Automaker is breaking ground on a lithium-ion battery plant as part of its plan to build electric cars and eventually create up to 1,300 jobs in Tennessee.

SMYRNA, Tenn. (AP) -- Nissan North America Inc. broke ground Wednesday for a lithium-ion battery plant as part of its plan to start building electric cars and eventually create up to 1,300 jobs in Tennessee.

The Smyrna plant is part of a $1.7 billion investment to start production of Nissan's all-electric Leaf starting in 2012. The investment includes a federal energy loan.

The 1.3 million-square-foot battery plant will also create about 250 construction jobs at Smyrna, where Nissan currently has about 3,800 employees at what was the first foreign auto assembly plant to locate in the South.

Gov. Phil Bredesen, Nissan Motor Co. Ltd President and CEO Carlos Ghosn and U.S. Deputy Secretary of Energy Daniel Poneman attended the Wednesday ceremony.

Ghosn said he drove a Leaf last week in Japan, calling it "a roomy five-seater with a spacious trunk."

"Its very powerful, it's very silent and the handling is exceptional," Ghosn said.

Poneman referred to the groundbreaking, saying, "It's a good day for the economy and the ecology of the world."

Nissan has said the production hiring will coincide with its scheduled opening of the battery plant in 2012 and there will be up to 1,300 new jobs when Leaf assembly starts operating at full capacity.

The $1.4 billion federal loan to Nissan is part of a $25 billion Advanced Technology Vehicles Manufacturing Loan Program authorized by Congress as part of the Energy Independence and Security Act of 2007.

Nissan's five-passenger Leaf sedan will be sold in the U.S. starting in December 2010. The Japanese automaker is taking advance orders to sell the cars in markets that include Tennessee, Oregon, California, Arizona and Washington.

The Leaf -- designed to cover about 100 miles between each charge -- will have a base price of $32,780, which after a $7,500 federal tax credit would mean a net cost of about $25,000.

Nissan has said it will start making the Leaf in Japan later this year, in the United States in 2012 and in England starting in early 2013.

Ghosn said 130,000 consumers have registered to buy the car -- 13,000 in the U.S. He expects electric cars to make up 10 percent of the automotive market.

Nissan expects U.S. production to reach 150,000 cars per year with 200,000 batteries manufactured annually.

Ghosn, who also heads France's Renault, has been a vocal proponent of electric vehicles .

Buyers of the first 1,000 Leafs in Tennessee will also receive chargers, said Jeanine L'Ecuyer, a spokeswoman for Ecotality Inc., a Phoenix, Ariz.-based company that is handling development of an electric car charging infrastructure. She said a federal grant will pay for the buyers' 240-volt chargers, which take about six to eight hours, and also cover most of the installation cost.

L'Ecuyer also said there are plans to provide about 1,200 charge units that are publicly available in Tennessee. Another 60 "fast chargers," or 440-volt circuits, will be located along "transportation corridors" between Nashville, Knoxville and Chattanooga, she said. Those devices recharge an electric car in less than 30 minutes.

She said the charging equipment should be compatible with any electric vehicle made in the U.S.

Nissan's North America headquarters is at Franklin. In 2008, 25 years after opening the assembly plant at Smyrna, Nissan moved into a new $100 million North America headquarters south of Nashville. The company also has a power train plant at Decherd.

* * * * *

- [Directives]
**a.** According to the article on Nissan's Smyrna battery plant, how large will the battery plant be?
**b.** From the article on Nissan's Smyrna battery plant, write out word for word the section that begins with the words containing "Automaker is breaking" and ends with "federal energy loan.".
**c.** Based on the article on Nissan's Smyrna battery plant, state whether each statement agrees with it: (i) The Leaf will have a base price of $32,780. (ii) Nissan will begin making the Leaf in England in 2012. (iii) The fast chargers can recharge an electric car in under 30 minutes.

- [Data lines]
* * * * *

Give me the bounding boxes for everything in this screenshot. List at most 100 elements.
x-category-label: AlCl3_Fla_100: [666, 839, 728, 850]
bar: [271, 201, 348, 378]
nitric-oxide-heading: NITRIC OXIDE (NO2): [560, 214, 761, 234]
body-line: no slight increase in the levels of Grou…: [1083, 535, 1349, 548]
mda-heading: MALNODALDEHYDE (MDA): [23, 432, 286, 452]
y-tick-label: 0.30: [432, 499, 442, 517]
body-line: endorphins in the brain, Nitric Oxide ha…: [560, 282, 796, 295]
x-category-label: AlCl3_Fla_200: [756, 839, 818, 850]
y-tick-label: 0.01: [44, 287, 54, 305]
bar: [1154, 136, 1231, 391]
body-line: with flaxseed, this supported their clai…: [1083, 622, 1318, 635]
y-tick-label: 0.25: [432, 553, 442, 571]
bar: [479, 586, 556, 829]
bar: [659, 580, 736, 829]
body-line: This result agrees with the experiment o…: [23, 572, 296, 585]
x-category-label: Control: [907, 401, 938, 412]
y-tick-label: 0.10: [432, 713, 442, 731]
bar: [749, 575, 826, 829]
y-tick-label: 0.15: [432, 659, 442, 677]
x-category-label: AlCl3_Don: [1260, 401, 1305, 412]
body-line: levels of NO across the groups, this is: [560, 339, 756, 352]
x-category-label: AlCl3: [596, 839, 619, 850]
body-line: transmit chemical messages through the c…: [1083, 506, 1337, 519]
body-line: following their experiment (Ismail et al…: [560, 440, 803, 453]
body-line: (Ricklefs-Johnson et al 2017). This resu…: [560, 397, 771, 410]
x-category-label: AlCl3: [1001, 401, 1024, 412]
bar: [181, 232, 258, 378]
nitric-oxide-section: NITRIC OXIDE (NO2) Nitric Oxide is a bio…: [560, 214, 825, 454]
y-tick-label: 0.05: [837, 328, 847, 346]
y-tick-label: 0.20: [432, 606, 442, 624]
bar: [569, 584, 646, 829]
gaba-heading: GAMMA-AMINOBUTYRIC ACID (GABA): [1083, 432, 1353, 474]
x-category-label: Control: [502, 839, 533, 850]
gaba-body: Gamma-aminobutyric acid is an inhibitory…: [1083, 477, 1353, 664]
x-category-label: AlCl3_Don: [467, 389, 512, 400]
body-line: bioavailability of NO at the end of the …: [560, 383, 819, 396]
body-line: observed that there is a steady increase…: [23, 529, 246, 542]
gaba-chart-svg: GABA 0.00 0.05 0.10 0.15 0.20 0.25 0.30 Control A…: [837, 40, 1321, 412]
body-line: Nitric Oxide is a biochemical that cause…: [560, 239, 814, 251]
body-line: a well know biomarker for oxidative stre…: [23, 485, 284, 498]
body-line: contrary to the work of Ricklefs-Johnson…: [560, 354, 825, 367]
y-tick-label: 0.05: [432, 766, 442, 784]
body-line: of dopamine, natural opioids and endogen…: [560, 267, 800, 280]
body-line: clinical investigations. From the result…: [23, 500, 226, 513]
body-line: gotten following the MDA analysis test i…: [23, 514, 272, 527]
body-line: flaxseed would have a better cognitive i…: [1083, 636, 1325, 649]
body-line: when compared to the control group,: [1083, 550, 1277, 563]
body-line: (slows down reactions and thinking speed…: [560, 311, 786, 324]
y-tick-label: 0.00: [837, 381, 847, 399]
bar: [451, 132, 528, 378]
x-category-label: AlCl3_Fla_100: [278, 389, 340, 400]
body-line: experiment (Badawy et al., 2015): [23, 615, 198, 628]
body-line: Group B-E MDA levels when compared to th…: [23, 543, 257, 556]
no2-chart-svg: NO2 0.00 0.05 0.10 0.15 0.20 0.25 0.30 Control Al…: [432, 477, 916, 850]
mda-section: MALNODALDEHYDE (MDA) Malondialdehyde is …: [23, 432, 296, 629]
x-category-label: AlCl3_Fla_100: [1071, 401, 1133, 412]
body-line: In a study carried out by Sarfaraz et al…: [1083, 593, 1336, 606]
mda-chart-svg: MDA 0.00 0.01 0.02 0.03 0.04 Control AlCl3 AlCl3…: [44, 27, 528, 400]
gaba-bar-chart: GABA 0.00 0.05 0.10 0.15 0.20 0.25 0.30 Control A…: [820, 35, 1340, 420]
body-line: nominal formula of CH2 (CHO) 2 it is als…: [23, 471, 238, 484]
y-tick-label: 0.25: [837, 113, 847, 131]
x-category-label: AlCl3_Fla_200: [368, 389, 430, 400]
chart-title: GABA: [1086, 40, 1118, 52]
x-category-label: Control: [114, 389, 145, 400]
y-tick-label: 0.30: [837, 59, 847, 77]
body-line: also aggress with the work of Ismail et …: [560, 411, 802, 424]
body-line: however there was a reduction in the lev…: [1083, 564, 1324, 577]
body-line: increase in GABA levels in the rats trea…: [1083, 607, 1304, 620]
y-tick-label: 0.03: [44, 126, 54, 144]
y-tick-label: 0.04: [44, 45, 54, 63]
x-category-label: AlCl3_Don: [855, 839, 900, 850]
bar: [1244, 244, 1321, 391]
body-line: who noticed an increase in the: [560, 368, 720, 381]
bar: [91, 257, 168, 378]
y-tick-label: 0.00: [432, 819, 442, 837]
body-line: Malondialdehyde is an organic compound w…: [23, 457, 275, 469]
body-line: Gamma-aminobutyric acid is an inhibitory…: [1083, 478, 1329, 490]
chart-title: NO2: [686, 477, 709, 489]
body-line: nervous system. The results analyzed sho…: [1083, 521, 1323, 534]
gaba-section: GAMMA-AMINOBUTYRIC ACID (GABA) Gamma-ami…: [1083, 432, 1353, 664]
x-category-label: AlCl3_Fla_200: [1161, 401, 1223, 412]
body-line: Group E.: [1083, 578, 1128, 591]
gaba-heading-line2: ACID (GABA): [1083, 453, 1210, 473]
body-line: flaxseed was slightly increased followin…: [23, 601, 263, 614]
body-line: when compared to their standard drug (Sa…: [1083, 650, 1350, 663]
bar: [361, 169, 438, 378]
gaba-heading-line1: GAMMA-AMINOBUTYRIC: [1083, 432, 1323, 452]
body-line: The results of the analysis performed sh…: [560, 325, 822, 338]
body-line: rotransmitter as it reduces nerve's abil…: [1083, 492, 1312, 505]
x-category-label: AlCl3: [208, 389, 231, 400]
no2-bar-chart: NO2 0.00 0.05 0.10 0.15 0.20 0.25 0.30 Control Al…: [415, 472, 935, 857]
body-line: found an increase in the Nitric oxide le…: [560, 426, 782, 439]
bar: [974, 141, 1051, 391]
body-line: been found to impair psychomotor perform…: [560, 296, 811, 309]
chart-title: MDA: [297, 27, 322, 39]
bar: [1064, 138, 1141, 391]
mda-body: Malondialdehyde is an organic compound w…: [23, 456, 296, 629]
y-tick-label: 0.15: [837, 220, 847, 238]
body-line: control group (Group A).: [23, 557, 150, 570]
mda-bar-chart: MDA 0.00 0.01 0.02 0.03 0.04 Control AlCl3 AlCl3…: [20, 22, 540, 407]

* * * * *

- [Per-task answers]
**a.** It will be 1.3 million square feet.

**b.**
Automaker is breaking ground on a lithium-ion battery plant as part of its plan to build electric cars and eventually create up to 1,300 jobs in Tennessee.

SMYRNA, Tenn. (AP) -- Nissan North America Inc. broke ground Wednesday for a lithium-ion battery plant as part of its plan to start building electric cars and eventually create up to 1,300 jobs in Tennessee.

The Smyrna plant is part of a $1.7 billion investment to start production of Nissan's all-electric Leaf starting in 2012. The investment includes a federal energy loan.

**c.**
(i) Yes: "will have a base price of $32,780"
(ii) No: "in the United States in 2012 and in England starting in early 2013"
(iii) Yes: "Those devices recharge an electric car in less than 30 minutes."